**Data provided:**
▼▼▼
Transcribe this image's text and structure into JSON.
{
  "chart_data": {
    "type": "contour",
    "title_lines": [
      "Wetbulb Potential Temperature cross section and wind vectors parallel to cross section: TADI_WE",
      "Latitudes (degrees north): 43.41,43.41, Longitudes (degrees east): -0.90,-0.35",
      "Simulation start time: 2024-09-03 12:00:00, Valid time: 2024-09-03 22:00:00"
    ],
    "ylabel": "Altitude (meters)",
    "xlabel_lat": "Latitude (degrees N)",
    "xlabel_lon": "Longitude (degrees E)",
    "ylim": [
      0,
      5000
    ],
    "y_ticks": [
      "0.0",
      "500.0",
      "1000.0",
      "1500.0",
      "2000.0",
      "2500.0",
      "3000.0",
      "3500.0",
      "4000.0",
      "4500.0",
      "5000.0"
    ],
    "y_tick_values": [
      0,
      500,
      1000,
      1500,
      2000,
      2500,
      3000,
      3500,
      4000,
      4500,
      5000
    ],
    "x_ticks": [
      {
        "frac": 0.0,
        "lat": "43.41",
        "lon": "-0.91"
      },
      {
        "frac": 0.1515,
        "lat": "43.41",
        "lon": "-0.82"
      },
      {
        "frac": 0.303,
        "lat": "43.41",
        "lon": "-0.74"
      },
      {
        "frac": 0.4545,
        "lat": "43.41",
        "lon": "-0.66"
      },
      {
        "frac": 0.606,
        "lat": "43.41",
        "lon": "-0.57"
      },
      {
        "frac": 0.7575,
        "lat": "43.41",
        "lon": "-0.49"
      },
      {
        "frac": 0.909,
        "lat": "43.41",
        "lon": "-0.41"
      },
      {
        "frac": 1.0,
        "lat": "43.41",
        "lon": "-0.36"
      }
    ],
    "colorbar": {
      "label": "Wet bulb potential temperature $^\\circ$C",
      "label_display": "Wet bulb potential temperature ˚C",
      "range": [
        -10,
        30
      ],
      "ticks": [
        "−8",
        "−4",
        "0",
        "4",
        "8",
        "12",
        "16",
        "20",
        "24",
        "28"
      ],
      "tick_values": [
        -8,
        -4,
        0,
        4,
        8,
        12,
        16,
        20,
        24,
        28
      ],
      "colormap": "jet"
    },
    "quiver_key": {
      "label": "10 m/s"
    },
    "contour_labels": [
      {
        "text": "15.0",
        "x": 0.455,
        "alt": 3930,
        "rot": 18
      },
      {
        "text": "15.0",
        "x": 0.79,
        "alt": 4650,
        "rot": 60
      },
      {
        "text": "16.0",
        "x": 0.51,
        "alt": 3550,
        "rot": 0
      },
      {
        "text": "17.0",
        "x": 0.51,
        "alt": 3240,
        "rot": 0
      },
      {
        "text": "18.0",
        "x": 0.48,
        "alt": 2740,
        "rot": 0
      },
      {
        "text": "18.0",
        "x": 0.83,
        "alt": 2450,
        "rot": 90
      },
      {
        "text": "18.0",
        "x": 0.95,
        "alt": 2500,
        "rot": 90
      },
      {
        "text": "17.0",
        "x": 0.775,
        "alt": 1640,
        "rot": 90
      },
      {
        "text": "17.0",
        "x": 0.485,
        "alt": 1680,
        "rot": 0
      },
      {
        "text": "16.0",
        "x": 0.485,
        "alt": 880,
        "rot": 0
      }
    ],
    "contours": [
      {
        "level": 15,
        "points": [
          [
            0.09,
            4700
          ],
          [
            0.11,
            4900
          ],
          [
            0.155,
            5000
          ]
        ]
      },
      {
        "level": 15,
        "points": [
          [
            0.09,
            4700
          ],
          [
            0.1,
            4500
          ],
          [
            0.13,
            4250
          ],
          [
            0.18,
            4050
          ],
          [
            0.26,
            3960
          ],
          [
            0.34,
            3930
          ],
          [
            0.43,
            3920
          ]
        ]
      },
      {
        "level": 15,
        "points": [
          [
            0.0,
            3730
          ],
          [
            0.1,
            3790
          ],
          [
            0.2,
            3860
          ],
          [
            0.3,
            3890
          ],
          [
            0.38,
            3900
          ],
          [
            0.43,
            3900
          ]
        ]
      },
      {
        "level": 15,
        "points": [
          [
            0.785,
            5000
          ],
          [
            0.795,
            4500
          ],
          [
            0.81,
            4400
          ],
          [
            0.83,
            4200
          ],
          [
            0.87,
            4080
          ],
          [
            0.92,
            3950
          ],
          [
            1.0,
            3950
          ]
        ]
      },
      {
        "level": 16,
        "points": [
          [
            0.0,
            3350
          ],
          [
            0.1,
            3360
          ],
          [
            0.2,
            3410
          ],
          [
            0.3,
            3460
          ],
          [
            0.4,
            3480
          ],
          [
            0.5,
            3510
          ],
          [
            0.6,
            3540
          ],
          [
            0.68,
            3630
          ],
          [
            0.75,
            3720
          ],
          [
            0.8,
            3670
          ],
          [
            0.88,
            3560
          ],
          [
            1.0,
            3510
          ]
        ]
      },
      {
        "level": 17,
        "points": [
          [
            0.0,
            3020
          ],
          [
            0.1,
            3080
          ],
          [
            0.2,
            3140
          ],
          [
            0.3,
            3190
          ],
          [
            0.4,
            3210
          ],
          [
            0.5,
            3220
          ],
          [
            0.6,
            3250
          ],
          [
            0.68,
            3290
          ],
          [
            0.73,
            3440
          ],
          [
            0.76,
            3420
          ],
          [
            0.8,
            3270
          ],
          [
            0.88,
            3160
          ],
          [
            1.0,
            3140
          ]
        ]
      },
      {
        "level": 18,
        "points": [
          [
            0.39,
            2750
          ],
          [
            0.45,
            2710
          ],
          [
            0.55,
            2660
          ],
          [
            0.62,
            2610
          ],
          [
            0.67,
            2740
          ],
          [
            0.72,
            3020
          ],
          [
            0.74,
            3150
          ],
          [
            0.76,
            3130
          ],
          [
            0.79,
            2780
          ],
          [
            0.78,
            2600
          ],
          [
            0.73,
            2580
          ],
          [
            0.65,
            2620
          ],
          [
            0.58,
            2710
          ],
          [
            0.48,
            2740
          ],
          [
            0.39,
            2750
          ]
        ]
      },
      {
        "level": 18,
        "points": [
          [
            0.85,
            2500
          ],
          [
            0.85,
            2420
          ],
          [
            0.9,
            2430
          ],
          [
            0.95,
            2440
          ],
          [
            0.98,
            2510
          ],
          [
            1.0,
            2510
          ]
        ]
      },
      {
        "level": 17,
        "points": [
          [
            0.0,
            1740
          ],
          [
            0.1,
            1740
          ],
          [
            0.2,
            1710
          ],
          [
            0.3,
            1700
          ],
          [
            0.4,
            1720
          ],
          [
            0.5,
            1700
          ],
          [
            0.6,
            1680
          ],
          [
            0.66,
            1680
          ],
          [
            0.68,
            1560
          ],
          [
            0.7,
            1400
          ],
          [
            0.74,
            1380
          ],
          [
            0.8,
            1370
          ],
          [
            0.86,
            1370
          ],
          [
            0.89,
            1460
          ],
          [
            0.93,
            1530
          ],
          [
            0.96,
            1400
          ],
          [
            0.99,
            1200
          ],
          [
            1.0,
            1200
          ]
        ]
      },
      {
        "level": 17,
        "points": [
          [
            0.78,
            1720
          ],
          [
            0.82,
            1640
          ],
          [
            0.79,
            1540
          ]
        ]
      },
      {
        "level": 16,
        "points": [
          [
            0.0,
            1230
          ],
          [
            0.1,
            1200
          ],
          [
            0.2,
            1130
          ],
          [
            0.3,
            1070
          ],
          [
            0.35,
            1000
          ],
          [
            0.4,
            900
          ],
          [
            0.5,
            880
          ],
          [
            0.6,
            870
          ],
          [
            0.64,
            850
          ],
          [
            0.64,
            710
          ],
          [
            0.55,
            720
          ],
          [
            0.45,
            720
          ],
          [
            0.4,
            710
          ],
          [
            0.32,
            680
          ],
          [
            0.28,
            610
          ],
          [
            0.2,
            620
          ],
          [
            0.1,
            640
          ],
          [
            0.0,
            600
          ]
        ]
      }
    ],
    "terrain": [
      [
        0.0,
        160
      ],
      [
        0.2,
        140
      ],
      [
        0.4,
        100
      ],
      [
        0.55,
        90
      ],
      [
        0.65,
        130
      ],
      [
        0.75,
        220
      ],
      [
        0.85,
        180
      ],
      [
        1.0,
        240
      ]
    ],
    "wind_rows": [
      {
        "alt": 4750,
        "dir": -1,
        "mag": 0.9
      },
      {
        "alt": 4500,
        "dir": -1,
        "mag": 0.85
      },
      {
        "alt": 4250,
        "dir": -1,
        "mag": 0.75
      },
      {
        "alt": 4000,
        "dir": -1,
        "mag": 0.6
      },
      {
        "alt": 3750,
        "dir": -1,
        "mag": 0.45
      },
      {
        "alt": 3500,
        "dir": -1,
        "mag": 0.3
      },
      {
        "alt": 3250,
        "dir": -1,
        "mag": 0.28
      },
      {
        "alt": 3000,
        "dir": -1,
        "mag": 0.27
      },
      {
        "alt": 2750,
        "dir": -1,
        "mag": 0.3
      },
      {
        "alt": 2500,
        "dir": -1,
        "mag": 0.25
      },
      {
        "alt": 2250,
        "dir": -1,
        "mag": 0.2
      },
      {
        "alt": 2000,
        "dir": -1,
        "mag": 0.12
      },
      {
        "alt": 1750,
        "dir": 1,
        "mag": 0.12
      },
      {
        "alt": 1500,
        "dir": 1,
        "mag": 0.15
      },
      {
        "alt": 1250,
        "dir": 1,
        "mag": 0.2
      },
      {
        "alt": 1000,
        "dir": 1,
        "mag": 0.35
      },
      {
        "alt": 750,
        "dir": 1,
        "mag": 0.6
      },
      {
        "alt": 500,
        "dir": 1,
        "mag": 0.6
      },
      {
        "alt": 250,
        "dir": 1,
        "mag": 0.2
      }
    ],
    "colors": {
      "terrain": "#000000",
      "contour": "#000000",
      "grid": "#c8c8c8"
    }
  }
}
▲▲▲
**Given task:** Give the number of lines that hold the word "frac" in these records, with nothing added.

**Task output:** 8